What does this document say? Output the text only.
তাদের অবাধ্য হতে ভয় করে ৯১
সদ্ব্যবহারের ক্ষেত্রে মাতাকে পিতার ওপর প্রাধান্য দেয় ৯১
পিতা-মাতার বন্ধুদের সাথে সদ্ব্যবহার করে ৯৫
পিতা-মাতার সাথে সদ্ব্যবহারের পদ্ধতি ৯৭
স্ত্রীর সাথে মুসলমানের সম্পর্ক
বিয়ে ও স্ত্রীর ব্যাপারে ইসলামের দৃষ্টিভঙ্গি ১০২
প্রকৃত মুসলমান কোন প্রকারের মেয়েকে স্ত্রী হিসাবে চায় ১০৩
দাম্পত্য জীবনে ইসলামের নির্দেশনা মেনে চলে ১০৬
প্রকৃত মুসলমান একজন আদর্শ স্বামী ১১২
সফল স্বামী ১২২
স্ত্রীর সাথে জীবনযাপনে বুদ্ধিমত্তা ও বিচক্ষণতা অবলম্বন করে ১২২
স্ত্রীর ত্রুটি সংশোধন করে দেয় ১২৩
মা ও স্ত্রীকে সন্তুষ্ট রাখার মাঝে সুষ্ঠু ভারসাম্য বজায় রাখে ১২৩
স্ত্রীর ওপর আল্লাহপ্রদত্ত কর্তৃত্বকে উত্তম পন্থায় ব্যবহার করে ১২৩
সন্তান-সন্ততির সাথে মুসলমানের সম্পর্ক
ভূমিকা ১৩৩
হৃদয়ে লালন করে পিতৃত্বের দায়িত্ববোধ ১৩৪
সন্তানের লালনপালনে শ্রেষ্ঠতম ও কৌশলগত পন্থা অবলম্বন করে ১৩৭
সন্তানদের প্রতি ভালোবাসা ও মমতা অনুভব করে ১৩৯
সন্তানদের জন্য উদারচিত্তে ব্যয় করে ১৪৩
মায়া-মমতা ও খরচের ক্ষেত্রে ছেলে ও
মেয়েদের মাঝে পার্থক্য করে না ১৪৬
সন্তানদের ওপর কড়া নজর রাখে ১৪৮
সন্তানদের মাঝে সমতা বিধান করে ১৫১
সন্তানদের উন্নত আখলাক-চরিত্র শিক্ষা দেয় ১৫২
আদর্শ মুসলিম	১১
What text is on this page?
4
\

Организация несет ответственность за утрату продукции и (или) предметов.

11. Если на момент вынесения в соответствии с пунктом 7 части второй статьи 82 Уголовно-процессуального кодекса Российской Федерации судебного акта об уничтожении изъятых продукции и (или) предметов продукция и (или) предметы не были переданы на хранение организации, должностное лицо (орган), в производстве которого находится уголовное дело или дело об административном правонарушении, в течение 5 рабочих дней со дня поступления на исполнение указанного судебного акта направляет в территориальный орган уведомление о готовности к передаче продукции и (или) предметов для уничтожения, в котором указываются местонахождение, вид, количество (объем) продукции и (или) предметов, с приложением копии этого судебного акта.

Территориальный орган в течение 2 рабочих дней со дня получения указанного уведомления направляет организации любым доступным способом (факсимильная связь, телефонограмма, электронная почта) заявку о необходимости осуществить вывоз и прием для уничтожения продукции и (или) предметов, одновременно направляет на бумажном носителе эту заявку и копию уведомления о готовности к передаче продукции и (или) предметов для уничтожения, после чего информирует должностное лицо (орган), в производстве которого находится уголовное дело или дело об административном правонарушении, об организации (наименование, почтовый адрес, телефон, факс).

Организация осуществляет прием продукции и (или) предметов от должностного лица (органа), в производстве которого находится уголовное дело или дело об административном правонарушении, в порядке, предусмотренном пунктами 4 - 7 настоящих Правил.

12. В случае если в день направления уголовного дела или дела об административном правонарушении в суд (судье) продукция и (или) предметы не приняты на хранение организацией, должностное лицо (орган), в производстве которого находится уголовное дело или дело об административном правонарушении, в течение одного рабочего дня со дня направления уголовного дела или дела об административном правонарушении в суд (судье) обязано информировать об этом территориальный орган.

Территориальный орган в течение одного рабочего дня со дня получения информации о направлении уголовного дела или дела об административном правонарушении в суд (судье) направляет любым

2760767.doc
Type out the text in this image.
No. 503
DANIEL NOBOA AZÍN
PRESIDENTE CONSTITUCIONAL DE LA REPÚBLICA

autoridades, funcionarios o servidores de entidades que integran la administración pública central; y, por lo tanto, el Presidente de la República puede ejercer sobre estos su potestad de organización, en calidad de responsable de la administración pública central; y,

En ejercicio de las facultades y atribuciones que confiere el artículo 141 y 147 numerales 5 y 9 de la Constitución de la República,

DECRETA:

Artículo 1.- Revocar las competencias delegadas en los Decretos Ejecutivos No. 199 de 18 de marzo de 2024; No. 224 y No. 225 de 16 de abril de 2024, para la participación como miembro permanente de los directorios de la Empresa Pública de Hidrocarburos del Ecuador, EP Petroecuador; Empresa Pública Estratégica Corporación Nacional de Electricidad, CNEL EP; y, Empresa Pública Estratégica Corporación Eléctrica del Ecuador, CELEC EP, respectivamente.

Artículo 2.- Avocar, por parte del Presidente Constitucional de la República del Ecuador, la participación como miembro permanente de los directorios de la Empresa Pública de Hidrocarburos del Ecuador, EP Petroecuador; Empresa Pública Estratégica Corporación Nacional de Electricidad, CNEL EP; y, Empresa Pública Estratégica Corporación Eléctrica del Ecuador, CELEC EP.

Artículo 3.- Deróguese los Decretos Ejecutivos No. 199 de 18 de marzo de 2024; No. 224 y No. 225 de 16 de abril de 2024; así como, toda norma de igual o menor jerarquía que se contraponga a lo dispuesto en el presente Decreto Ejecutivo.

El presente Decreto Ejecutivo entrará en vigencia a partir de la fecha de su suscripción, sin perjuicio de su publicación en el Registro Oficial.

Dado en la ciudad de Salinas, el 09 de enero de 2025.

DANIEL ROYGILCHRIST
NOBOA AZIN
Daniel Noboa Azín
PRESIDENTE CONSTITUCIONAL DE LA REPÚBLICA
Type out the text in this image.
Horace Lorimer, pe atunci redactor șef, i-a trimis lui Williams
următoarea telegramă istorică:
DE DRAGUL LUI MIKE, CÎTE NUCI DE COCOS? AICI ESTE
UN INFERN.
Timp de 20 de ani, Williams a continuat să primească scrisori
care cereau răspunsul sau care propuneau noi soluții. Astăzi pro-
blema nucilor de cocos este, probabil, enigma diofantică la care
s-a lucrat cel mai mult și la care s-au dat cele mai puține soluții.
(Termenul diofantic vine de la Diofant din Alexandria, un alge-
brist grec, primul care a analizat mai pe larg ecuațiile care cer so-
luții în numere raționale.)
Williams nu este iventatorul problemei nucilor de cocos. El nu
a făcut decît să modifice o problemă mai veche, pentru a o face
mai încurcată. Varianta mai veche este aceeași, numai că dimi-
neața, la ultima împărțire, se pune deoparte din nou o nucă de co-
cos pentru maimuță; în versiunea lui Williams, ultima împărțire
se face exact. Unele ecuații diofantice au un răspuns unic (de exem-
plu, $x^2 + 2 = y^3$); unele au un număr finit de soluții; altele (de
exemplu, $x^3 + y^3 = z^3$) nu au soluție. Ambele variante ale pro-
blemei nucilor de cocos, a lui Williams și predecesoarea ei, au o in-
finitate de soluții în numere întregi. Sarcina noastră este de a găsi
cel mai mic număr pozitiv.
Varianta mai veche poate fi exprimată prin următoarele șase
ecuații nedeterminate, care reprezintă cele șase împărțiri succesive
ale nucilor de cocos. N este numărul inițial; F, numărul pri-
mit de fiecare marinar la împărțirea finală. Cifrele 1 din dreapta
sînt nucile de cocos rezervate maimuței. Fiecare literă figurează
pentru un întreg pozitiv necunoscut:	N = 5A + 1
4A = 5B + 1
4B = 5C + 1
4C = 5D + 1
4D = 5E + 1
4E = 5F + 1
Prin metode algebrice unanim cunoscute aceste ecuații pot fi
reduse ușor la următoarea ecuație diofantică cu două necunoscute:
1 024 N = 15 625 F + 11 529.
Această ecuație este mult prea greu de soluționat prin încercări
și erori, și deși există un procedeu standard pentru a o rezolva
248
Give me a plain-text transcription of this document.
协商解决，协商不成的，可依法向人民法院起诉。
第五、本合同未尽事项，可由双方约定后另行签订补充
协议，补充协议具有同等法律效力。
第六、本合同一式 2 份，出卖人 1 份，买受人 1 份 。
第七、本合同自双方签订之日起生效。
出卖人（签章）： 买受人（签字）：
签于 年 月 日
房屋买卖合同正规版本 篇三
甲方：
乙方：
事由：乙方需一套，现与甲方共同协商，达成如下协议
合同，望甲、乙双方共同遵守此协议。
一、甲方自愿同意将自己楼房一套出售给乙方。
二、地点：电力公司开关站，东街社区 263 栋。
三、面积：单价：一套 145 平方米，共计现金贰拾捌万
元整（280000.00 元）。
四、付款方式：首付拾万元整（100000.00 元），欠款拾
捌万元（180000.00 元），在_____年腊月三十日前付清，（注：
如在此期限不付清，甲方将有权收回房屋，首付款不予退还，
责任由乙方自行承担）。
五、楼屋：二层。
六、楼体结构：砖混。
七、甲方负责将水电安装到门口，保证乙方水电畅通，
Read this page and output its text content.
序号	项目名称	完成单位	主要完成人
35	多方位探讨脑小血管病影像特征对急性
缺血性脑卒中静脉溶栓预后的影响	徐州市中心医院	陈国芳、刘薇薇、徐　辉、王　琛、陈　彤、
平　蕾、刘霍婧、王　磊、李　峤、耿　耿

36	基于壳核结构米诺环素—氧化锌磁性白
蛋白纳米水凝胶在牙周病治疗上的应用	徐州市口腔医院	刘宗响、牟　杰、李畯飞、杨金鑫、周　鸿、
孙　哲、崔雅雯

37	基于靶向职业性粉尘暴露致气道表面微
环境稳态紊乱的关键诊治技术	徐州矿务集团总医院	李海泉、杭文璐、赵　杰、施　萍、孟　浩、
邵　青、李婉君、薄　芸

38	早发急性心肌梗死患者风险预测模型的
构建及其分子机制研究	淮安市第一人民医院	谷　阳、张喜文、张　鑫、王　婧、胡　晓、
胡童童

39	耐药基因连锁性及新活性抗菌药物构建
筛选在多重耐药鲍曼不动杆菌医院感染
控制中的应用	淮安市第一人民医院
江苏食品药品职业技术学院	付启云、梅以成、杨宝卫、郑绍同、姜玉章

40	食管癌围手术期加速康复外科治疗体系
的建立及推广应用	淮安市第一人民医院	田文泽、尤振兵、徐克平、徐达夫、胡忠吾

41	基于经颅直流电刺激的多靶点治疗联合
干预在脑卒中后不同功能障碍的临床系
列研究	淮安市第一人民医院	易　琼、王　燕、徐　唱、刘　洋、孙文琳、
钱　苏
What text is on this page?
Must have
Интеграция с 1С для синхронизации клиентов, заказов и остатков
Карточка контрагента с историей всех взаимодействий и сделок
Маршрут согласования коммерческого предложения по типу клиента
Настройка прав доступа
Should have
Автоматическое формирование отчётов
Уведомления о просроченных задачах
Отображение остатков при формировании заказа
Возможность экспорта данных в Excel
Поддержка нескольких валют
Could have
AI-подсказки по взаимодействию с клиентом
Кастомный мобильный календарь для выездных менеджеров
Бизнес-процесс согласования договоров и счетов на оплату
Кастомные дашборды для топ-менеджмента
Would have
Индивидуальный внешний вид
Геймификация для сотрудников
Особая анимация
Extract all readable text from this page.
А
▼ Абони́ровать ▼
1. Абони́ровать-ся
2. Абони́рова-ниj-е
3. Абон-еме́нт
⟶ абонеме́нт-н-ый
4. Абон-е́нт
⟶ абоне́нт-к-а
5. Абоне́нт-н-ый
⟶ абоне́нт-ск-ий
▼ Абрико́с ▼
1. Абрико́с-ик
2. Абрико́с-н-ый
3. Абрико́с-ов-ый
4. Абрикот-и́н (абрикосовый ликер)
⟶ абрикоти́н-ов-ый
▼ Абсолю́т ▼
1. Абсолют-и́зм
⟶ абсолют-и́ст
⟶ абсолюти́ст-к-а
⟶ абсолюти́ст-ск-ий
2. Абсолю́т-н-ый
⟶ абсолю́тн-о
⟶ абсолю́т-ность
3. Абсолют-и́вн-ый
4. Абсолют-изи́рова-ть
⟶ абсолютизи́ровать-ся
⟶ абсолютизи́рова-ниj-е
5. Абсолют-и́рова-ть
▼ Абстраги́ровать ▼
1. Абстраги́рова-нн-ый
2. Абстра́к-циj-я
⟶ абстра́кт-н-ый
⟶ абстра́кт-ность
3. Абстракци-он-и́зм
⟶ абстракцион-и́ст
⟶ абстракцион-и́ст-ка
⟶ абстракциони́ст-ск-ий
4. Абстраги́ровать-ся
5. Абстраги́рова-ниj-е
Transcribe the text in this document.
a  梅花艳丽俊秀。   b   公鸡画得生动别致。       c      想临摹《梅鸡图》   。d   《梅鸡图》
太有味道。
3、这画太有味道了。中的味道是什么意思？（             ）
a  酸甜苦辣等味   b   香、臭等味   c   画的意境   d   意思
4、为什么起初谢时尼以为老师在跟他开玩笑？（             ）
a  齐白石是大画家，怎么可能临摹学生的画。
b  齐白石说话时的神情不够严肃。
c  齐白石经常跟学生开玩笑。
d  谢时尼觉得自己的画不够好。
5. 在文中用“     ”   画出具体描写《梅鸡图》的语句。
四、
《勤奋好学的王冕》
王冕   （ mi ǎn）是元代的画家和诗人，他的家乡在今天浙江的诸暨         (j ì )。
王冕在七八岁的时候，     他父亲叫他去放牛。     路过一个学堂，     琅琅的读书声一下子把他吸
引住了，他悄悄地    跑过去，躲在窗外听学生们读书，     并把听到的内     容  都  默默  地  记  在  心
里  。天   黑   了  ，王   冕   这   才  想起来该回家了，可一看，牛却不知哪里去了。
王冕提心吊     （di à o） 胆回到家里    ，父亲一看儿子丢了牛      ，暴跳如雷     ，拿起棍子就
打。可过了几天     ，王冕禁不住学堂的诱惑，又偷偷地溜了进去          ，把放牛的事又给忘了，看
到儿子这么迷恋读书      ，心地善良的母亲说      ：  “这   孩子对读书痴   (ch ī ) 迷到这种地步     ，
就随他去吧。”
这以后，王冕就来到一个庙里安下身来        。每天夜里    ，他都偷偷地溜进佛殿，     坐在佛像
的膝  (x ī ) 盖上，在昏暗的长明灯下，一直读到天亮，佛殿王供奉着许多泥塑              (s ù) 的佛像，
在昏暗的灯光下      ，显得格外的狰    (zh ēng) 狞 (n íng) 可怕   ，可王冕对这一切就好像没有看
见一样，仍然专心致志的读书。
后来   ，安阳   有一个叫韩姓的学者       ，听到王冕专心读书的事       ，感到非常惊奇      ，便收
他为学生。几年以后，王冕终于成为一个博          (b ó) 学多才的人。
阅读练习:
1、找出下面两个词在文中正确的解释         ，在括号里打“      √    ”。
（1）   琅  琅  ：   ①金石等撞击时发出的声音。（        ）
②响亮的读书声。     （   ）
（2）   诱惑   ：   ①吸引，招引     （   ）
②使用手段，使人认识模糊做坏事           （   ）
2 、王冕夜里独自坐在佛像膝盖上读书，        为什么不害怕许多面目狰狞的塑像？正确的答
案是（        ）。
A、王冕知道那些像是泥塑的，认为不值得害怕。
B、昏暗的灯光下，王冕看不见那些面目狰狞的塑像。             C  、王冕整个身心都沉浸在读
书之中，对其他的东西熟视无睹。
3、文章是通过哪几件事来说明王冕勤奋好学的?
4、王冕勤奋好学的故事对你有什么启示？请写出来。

= = = =

# [Problem to work on]
In the records above, collect each line with "soluții".

# [Correct response]
care cereau răspunsul sau care propuneau noi soluții. Astăzi pro-
s-a lucrat cel mai mult și la care s-au dat cele mai puține soluții.
plu, $x^2 + 2 = y^3$); unele au un număr finit de soluții; altele (de
finitate de soluții în numere întregi. Sarcina noastră este de a găsi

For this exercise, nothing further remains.